What you need to do:
Lines that include the word "icon" are the ones to copy.

(Collected data entries)
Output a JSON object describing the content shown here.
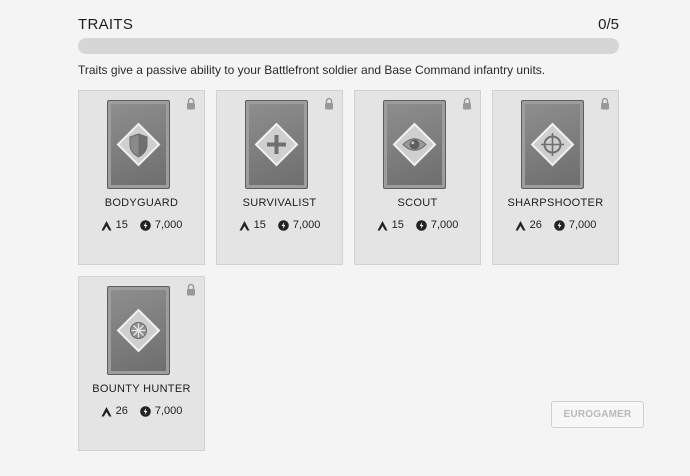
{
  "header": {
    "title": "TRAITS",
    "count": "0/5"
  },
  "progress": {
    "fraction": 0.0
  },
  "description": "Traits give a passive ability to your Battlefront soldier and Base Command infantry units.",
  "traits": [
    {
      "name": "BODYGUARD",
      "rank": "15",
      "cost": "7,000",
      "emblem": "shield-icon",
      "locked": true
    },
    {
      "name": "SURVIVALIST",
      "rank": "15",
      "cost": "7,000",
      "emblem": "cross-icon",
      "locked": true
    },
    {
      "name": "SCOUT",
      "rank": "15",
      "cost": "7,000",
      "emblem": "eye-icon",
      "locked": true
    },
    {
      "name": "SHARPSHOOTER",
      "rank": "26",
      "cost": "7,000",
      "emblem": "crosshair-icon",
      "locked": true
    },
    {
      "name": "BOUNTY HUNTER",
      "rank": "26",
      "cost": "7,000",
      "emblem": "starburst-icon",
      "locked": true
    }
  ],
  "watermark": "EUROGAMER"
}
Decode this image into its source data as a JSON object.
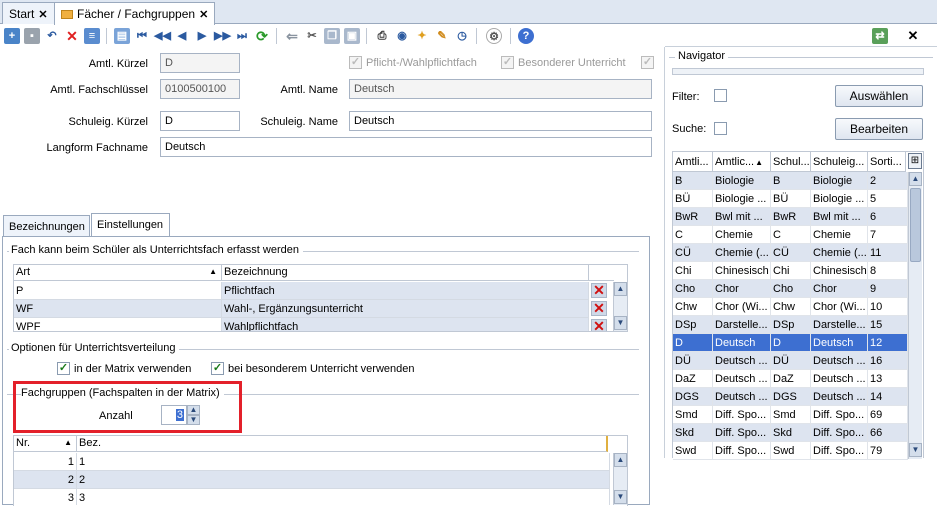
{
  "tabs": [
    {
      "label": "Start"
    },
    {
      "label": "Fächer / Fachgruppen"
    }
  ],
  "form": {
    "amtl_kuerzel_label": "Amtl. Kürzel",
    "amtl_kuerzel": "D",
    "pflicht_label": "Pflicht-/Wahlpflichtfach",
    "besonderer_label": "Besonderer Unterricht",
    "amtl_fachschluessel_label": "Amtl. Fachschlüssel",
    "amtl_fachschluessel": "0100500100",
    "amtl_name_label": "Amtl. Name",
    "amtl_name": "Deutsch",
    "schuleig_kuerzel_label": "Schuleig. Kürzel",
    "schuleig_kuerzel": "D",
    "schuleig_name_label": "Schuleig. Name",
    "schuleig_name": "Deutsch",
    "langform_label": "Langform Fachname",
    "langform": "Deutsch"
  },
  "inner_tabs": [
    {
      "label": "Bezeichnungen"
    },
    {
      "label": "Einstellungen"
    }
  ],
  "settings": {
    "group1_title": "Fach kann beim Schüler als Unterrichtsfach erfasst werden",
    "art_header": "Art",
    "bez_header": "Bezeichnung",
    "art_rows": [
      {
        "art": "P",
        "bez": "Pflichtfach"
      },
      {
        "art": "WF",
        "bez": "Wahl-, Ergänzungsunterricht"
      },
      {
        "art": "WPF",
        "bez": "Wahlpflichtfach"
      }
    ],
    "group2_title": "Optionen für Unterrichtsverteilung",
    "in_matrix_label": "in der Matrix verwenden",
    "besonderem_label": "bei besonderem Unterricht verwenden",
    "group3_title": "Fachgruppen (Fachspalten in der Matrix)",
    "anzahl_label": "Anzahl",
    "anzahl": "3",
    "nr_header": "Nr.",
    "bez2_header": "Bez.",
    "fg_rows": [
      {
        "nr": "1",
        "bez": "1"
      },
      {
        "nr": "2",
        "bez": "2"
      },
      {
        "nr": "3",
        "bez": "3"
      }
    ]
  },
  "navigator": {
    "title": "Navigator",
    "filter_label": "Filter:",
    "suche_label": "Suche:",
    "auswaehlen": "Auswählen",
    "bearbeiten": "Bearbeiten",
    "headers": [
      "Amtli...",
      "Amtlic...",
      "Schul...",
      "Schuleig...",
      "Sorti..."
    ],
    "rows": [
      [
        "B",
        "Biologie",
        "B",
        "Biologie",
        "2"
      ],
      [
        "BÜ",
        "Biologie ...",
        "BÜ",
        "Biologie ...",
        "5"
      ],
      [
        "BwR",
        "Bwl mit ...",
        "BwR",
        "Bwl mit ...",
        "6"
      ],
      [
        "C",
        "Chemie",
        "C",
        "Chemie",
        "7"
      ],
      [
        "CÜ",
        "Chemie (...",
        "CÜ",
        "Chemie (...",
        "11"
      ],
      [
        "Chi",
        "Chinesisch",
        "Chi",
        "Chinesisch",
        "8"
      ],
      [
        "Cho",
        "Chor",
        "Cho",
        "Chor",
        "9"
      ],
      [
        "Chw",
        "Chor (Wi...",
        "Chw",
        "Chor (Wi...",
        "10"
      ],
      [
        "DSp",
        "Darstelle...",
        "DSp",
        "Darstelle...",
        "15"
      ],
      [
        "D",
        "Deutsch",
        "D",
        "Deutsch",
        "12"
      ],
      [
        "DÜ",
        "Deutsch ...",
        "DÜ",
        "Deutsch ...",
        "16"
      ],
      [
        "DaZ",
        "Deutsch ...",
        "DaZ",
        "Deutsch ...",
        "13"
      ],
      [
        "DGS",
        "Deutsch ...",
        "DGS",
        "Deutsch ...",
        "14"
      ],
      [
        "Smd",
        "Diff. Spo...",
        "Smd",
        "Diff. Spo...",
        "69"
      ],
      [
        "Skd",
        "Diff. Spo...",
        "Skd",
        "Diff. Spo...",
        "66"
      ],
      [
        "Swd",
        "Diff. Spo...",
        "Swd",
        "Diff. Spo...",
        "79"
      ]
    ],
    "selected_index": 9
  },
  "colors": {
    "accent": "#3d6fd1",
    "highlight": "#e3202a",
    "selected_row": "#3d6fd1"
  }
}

--

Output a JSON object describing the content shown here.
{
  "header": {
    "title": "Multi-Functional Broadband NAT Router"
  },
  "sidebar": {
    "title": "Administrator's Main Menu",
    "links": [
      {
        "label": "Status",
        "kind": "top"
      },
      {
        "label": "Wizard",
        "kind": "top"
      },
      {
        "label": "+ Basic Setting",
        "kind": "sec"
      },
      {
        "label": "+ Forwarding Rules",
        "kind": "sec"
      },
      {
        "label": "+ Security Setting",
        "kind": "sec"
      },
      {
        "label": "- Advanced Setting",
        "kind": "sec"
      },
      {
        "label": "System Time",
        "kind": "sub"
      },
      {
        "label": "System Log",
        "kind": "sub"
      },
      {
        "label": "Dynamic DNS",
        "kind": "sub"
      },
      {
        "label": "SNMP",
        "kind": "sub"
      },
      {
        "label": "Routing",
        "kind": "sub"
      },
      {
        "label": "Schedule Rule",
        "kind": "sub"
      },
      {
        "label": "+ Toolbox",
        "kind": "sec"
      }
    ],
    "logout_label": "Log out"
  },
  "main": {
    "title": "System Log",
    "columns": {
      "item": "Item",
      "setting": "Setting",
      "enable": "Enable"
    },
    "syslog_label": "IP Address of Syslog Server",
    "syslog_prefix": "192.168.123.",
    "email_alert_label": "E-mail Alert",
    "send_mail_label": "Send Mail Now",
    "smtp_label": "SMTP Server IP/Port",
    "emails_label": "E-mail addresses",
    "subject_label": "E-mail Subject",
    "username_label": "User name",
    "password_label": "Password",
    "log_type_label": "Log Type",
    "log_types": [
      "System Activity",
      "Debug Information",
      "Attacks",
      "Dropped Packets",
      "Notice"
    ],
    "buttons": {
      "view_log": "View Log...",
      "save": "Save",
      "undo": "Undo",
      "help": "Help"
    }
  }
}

---

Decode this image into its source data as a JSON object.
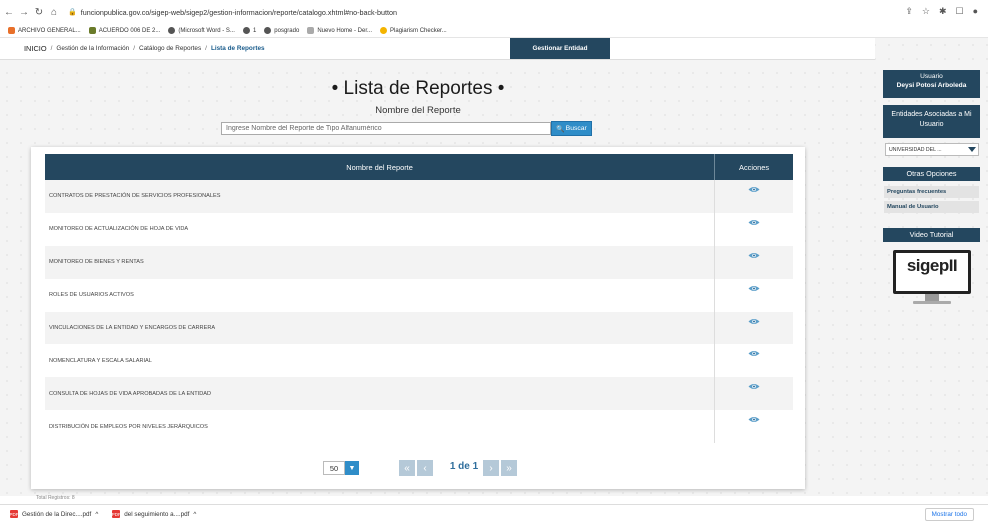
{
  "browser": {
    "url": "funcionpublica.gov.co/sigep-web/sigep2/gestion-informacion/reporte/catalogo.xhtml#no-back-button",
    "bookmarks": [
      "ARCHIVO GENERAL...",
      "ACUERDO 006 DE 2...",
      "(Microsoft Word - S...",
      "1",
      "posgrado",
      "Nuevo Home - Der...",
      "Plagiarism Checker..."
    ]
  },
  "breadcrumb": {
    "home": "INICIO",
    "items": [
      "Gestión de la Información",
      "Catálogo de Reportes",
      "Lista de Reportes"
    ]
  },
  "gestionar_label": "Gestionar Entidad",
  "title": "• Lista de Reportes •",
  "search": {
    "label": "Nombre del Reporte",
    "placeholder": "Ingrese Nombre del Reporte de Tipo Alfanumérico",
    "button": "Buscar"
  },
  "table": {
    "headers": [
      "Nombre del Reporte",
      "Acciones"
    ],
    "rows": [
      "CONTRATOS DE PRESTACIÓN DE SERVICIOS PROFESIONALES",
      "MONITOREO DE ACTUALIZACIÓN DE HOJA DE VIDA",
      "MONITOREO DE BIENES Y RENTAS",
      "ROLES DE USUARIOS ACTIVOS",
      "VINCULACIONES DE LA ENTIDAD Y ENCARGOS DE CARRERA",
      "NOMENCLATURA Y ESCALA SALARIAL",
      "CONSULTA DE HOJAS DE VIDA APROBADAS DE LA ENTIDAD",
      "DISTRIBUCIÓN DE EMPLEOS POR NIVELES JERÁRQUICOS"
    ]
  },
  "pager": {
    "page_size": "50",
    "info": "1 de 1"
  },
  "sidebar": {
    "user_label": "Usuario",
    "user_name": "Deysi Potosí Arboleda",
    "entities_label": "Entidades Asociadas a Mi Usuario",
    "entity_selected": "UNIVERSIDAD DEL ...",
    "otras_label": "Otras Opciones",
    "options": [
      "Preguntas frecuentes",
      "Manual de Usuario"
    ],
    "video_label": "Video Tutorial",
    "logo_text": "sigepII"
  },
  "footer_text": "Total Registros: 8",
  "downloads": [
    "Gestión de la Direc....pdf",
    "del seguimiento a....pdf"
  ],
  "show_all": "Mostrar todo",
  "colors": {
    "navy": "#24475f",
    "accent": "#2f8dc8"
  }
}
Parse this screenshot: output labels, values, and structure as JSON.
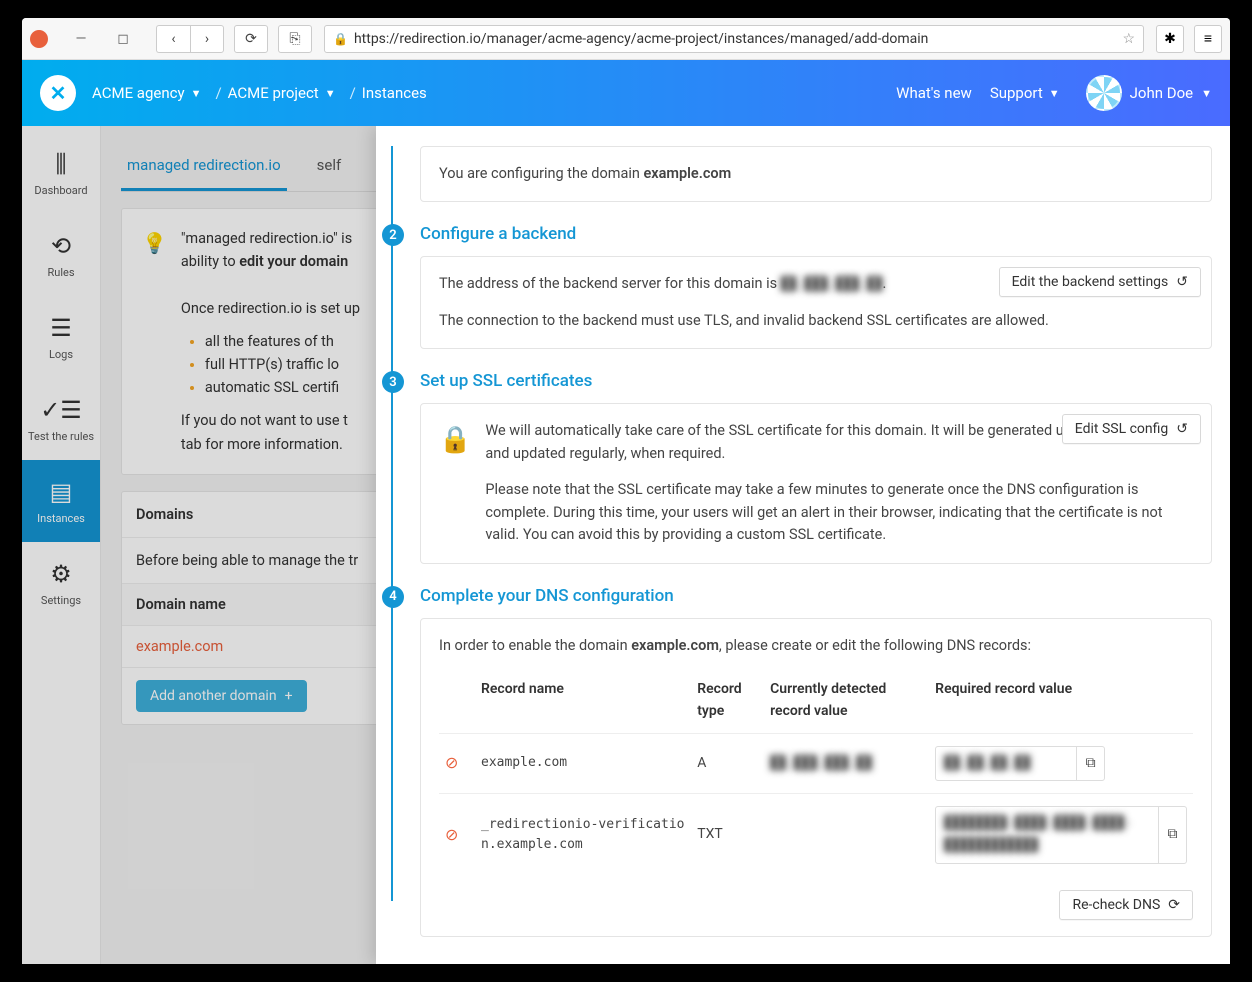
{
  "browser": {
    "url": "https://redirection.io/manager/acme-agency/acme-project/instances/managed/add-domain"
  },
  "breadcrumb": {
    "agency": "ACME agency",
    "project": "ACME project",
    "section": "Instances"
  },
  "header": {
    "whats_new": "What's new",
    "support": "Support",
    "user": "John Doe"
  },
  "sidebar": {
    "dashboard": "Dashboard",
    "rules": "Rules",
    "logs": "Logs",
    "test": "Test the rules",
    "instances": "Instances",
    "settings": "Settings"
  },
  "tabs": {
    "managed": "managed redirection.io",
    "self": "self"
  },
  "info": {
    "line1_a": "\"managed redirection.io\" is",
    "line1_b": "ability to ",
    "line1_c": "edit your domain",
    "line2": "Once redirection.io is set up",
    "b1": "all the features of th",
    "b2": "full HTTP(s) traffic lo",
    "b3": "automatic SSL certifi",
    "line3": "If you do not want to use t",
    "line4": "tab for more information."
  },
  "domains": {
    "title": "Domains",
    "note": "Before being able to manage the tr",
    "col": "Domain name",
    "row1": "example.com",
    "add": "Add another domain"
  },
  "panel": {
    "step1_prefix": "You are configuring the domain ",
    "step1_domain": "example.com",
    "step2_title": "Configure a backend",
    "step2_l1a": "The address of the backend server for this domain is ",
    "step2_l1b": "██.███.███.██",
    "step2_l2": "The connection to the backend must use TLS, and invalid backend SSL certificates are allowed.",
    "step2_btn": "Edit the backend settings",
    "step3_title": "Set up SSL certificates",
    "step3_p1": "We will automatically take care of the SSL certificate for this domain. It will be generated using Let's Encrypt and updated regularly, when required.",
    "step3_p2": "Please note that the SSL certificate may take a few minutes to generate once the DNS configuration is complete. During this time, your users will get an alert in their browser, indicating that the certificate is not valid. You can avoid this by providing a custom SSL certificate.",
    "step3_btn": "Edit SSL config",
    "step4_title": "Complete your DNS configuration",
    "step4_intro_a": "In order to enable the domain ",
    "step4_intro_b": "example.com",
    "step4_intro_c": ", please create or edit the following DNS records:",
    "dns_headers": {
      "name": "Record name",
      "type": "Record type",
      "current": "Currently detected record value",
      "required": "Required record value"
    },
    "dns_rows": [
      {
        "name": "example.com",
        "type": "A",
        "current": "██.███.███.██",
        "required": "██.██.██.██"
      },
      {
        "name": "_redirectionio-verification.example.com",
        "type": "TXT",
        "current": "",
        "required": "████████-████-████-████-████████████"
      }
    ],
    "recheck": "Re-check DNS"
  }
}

Solved exercise:
      "emblem": "shield-icon",
      "emblem": "cross-icon",
      "emblem": "eye-icon",
      "emblem": "crosshair-icon",
      "emblem": "starburst-icon",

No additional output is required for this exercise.